> PROBLEM STATEMENT
Retype the material below. Keep every word exactly as it is.

> Source records
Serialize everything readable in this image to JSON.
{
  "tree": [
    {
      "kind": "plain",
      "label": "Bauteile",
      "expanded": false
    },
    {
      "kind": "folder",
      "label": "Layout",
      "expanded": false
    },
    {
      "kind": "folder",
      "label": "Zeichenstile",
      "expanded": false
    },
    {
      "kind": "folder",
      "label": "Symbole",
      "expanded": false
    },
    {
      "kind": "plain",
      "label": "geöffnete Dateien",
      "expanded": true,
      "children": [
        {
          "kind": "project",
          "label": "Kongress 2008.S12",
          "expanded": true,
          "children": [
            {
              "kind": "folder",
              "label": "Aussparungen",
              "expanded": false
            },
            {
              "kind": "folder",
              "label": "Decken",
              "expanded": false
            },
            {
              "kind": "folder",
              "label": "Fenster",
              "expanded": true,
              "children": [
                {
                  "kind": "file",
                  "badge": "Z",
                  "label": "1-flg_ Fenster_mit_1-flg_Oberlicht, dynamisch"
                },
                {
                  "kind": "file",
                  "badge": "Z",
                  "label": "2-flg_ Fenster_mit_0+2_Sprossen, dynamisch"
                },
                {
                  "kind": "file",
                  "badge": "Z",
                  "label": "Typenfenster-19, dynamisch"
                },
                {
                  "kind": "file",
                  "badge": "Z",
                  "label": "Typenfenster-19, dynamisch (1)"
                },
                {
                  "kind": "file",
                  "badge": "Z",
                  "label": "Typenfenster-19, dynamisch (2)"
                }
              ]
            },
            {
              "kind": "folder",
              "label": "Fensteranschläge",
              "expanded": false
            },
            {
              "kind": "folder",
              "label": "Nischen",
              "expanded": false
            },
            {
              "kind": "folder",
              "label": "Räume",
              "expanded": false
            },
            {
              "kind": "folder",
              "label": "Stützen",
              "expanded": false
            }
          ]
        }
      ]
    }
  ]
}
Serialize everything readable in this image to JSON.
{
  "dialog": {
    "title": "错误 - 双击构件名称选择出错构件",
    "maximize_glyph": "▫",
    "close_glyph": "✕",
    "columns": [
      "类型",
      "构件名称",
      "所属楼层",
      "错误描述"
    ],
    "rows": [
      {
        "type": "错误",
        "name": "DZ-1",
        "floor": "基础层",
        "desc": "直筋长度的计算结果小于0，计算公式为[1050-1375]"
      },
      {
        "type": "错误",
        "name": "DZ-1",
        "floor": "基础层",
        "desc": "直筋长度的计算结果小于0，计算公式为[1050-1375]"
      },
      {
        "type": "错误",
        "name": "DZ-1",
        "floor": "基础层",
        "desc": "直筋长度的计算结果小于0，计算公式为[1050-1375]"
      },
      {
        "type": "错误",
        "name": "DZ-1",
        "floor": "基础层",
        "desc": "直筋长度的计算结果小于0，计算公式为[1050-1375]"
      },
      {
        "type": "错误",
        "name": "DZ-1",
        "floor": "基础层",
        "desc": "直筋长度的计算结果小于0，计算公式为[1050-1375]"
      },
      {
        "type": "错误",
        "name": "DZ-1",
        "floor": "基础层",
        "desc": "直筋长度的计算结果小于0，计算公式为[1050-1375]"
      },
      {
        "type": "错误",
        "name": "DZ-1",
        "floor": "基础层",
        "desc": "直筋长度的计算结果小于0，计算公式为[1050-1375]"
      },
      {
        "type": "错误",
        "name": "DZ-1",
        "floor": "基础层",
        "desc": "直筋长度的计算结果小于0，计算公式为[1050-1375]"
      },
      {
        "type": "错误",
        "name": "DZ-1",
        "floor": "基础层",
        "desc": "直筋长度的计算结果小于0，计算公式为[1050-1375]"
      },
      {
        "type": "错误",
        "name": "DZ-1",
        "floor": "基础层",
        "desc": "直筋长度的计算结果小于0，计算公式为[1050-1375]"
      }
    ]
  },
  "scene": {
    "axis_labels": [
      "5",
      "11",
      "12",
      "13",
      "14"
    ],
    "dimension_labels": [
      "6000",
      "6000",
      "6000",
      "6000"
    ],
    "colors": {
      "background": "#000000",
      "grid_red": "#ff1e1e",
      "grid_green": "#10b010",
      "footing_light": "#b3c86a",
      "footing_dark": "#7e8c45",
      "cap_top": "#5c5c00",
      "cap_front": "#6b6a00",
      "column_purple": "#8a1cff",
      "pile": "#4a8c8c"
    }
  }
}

> RESPONSE BELOW
Serialize everything readable in this image to JSON.
{
  "tree": [
    {
      "kind": "plain",
      "label": "Bauteile",
      "expanded": false
    },
    {
      "kind": "folder",
      "label": "Layout",
      "expanded": false
    },
    {
      "kind": "folder",
      "label": "Zeichenstile",
      "expanded": false
    },
    {
      "kind": "folder",
      "label": "Symbole",
      "expanded": false
    },
    {
      "kind": "plain",
      "label": "geöffnete Dateien",
      "expanded": true,
      "children": [
        {
          "kind": "project",
          "label": "Kongress 2008.S12",
          "expanded": true,
          "children": [
            {
              "kind": "folder",
              "label": "Aussparungen",
              "expanded": false
            },
            {
              "kind": "folder",
              "label": "Decken",
              "expanded": false
            },
            {
              "kind": "folder",
              "label": "Fenster",
              "expanded": true,
              "children": [
                {
                  "kind": "file",
                  "badge": "Z",
                  "label": "1-flg_ Fenster_mit_1-flg_Oberlicht, dynamisch"
                },
                {
                  "kind": "file",
                  "badge": "Z",
                  "label": "2-flg_ Fenster_mit_0+2_Sprossen, dynamisch"
                },
                {
                  "kind": "file",
                  "badge": "Z",
                  "label": "Typenfenster-19, dynamisch"
                },
                {
                  "kind": "file",
                  "badge": "Z",
                  "label": "Typenfenster-19, dynamisch (1)"
                },
                {
                  "kind": "file",
                  "badge": "Z",
                  "label": "Typenfenster-19, dynamisch (2)"
                }
              ]
            },
            {
              "kind": "folder",
              "label": "Fensteranschläge",
              "expanded": false
            },
            {
              "kind": "folder",
              "label": "Nischen",
              "expanded": false
            },
            {
              "kind": "folder",
              "label": "Räume",
              "expanded": false
            },
            {
              "kind": "folder",
              "label": "Stützen",
              "expanded": false
            }
          ]
        }
      ]
    }
  ]
}
Serialize everything readable in this image to JSON.
{
  "dialog": {
    "title": "错误 - 双击构件名称选择出错构件",
    "maximize_glyph": "▫",
    "close_glyph": "✕",
    "columns": [
      "类型",
      "构件名称",
      "所属楼层",
      "错误描述"
    ],
    "rows": [
      {
        "type": "错误",
        "name": "DZ-1",
        "floor": "基础层",
        "desc": "直筋长度的计算结果小于0，计算公式为[1050-1375]"
      },
      {
        "type": "错误",
        "name": "DZ-1",
        "floor": "基础层",
        "desc": "直筋长度的计算结果小于0，计算公式为[1050-1375]"
      },
      {
        "type": "错误",
        "name": "DZ-1",
        "floor": "基础层",
        "desc": "直筋长度的计算结果小于0，计算公式为[1050-1375]"
      },
      {
        "type": "错误",
        "name": "DZ-1",
        "floor": "基础层",
        "desc": "直筋长度的计算结果小于0，计算公式为[1050-1375]"
      },
      {
        "type": "错误",
        "name": "DZ-1",
        "floor": "基础层",
        "desc": "直筋长度的计算结果小于0，计算公式为[1050-1375]"
      },
      {
        "type": "错误",
        "name": "DZ-1",
        "floor": "基础层",
        "desc": "直筋长度的计算结果小于0，计算公式为[1050-1375]"
      },
      {
        "type": "错误",
        "name": "DZ-1",
        "floor": "基础层",
        "desc": "直筋长度的计算结果小于0，计算公式为[1050-1375]"
      },
      {
        "type": "错误",
        "name": "DZ-1",
        "floor": "基础层",
        "desc": "直筋长度的计算结果小于0，计算公式为[1050-1375]"
      },
      {
        "type": "错误",
        "name": "DZ-1",
        "floor": "基础层",
        "desc": "直筋长度的计算结果小于0，计算公式为[1050-1375]"
      },
      {
        "type": "错误",
        "name": "DZ-1",
        "floor": "基础层",
        "desc": "直筋长度的计算结果小于0，计算公式为[1050-1375]"
      }
    ]
  },
  "scene": {
    "axis_labels": [
      "5",
      "11",
      "12",
      "13",
      "14"
    ],
    "dimension_labels": [
      "6000",
      "6000",
      "6000",
      "6000"
    ],
    "colors": {
      "background": "#000000",
      "grid_red": "#ff1e1e",
      "grid_green": "#10b010",
      "footing_light": "#b3c86a",
      "footing_dark": "#7e8c45",
      "cap_top": "#5c5c00",
      "cap_front": "#6b6a00",
      "column_purple": "#8a1cff",
      "pile": "#4a8c8c"
    }
  }
}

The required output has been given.